Exercise: Report, as a bare number, how many lines hold "this".

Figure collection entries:

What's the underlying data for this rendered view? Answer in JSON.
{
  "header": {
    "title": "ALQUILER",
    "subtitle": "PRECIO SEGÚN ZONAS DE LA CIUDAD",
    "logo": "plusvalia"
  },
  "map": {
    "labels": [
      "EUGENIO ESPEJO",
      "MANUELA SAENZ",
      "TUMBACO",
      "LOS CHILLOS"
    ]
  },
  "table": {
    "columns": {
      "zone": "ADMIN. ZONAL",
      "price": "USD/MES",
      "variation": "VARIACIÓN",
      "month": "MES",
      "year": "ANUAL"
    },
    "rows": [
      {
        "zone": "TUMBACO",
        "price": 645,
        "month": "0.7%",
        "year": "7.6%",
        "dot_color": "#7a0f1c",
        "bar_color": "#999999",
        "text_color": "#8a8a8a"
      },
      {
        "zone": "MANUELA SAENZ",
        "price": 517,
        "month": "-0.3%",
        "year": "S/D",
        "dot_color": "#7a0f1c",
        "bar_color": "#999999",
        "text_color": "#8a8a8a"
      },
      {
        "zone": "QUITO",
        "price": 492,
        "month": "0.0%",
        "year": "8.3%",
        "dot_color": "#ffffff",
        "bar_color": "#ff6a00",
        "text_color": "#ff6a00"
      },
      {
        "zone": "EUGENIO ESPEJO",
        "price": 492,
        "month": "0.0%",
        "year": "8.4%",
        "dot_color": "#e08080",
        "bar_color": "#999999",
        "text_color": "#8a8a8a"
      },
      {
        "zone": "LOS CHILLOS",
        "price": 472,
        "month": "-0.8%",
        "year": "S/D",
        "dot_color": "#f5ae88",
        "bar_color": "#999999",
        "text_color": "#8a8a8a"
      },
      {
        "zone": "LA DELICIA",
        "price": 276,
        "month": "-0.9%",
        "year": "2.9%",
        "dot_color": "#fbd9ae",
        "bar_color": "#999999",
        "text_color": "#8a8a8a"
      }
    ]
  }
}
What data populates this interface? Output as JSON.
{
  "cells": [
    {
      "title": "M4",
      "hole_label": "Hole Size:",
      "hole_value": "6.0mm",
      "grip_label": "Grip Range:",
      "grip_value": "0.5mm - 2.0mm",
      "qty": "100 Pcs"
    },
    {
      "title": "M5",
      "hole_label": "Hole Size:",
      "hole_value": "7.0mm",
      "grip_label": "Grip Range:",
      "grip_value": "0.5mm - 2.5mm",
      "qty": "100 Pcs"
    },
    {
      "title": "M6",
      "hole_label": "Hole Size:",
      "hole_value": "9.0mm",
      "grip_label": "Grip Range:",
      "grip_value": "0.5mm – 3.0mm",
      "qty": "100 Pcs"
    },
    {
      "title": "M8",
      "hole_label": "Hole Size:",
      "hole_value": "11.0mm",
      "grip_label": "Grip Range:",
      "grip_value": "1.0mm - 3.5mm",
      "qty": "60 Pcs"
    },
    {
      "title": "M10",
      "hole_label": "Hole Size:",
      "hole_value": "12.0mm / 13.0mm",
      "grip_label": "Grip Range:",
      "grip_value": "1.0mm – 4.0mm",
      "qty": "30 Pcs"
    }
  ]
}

--

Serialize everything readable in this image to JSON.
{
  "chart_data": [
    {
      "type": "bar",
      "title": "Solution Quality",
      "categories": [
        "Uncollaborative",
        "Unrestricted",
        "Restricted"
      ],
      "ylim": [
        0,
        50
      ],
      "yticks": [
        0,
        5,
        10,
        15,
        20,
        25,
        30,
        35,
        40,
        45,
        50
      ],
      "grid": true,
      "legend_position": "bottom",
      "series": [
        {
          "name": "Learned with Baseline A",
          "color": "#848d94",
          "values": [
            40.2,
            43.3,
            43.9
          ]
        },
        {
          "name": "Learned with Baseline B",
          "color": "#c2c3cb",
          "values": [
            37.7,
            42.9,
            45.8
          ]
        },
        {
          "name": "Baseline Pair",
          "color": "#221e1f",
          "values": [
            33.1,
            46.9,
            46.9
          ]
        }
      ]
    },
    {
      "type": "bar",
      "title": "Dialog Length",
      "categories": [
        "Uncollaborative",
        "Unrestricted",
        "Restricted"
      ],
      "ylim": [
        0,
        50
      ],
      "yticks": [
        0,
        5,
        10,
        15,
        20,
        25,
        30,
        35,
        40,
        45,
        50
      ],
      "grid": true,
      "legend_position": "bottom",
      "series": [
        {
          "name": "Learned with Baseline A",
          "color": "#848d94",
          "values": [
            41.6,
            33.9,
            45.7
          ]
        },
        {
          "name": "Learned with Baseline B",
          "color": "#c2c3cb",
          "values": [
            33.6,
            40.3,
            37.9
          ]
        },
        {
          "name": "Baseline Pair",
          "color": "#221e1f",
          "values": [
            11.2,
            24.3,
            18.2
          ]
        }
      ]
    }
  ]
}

In response: 3